◆ **Brief**: Among the lines of these entries, how many hold the word "fazenda"? State only the number.

◆ **Supplied data**:
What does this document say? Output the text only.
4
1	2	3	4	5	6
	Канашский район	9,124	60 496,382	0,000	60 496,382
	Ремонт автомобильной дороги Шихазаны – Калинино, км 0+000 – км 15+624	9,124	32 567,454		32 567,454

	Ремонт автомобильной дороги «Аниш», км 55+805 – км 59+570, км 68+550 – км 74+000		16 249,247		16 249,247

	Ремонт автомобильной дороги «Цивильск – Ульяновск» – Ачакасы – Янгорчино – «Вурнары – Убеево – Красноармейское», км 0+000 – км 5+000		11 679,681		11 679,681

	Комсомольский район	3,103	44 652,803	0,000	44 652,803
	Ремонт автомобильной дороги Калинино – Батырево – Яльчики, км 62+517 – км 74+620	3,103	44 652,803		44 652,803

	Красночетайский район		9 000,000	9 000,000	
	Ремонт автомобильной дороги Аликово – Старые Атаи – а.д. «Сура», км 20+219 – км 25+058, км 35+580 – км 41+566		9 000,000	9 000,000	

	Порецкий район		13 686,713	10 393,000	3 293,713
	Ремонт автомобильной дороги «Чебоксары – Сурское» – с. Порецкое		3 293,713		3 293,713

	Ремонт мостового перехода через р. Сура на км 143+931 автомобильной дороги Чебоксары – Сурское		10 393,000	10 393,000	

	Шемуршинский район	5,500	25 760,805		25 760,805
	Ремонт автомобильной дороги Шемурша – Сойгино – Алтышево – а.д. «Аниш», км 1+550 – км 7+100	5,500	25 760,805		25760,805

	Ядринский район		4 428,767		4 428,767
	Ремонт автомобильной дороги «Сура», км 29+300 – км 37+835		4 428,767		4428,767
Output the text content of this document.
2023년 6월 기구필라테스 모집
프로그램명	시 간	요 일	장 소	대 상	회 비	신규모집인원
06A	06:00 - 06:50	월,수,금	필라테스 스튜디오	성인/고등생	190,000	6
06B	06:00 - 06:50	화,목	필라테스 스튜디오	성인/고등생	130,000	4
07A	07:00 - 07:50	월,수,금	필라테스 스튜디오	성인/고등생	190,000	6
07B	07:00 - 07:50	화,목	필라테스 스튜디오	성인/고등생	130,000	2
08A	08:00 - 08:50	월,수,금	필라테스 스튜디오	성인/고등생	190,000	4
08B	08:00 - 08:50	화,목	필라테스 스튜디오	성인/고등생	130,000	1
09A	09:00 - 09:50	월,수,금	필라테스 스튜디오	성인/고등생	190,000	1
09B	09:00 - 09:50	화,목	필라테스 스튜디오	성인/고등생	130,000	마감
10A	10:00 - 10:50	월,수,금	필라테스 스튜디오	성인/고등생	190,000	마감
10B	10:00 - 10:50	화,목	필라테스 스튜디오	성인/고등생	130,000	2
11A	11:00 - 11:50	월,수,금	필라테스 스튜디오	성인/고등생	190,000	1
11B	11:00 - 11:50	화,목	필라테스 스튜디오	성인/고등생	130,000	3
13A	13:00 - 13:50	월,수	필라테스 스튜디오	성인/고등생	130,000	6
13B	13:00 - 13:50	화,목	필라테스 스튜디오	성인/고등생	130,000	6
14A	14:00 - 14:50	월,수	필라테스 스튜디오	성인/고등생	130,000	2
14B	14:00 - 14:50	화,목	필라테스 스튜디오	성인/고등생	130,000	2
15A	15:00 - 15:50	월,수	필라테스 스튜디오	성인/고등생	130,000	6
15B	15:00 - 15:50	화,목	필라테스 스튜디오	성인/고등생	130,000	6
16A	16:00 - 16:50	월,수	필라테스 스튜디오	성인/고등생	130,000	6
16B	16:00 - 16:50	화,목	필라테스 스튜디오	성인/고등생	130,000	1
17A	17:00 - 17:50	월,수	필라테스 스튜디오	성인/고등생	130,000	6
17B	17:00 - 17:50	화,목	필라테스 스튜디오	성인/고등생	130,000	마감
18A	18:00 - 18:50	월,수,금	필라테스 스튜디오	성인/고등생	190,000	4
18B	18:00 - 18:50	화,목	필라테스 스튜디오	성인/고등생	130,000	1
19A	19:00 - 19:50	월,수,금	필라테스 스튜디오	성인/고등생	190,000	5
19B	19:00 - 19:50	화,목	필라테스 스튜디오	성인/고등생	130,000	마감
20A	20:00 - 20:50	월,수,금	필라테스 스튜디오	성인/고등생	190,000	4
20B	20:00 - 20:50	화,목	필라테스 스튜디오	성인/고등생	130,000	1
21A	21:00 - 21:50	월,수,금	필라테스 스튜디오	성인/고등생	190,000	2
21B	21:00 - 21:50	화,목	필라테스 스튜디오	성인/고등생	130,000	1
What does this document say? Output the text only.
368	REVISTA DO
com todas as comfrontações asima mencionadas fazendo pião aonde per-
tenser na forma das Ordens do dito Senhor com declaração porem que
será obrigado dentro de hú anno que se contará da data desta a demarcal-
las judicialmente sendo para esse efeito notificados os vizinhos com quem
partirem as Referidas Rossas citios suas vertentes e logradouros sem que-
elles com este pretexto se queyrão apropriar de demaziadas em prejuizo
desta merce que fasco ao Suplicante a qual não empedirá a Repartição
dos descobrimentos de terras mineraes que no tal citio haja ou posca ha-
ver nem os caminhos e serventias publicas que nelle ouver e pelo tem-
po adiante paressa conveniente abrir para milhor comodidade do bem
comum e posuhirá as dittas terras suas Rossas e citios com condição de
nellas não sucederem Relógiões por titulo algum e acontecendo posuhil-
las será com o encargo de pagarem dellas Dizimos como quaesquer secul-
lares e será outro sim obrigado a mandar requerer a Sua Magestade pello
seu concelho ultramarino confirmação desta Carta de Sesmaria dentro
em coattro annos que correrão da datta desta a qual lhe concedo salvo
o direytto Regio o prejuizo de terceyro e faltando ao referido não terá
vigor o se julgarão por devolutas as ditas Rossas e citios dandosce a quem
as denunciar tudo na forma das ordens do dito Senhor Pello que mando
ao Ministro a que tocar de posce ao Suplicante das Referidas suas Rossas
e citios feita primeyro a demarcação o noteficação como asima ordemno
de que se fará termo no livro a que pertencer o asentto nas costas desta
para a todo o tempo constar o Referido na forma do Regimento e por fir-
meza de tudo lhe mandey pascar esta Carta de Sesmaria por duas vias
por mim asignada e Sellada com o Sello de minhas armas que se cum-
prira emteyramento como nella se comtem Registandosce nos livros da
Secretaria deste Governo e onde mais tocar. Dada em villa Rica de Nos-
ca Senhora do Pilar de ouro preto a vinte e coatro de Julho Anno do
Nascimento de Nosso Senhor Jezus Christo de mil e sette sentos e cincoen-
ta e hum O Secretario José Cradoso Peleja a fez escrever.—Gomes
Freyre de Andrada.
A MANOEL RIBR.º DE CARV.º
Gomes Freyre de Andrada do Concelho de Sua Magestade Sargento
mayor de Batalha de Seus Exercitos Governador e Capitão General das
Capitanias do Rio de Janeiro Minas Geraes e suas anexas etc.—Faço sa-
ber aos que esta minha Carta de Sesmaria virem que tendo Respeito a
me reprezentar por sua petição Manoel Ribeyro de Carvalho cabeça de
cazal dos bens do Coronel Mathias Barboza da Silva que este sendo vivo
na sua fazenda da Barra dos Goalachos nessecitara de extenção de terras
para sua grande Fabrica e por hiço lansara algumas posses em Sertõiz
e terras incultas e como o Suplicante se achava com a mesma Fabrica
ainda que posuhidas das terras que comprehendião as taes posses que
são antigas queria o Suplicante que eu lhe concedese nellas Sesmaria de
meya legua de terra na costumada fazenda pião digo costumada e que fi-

◆ **Solution**: 2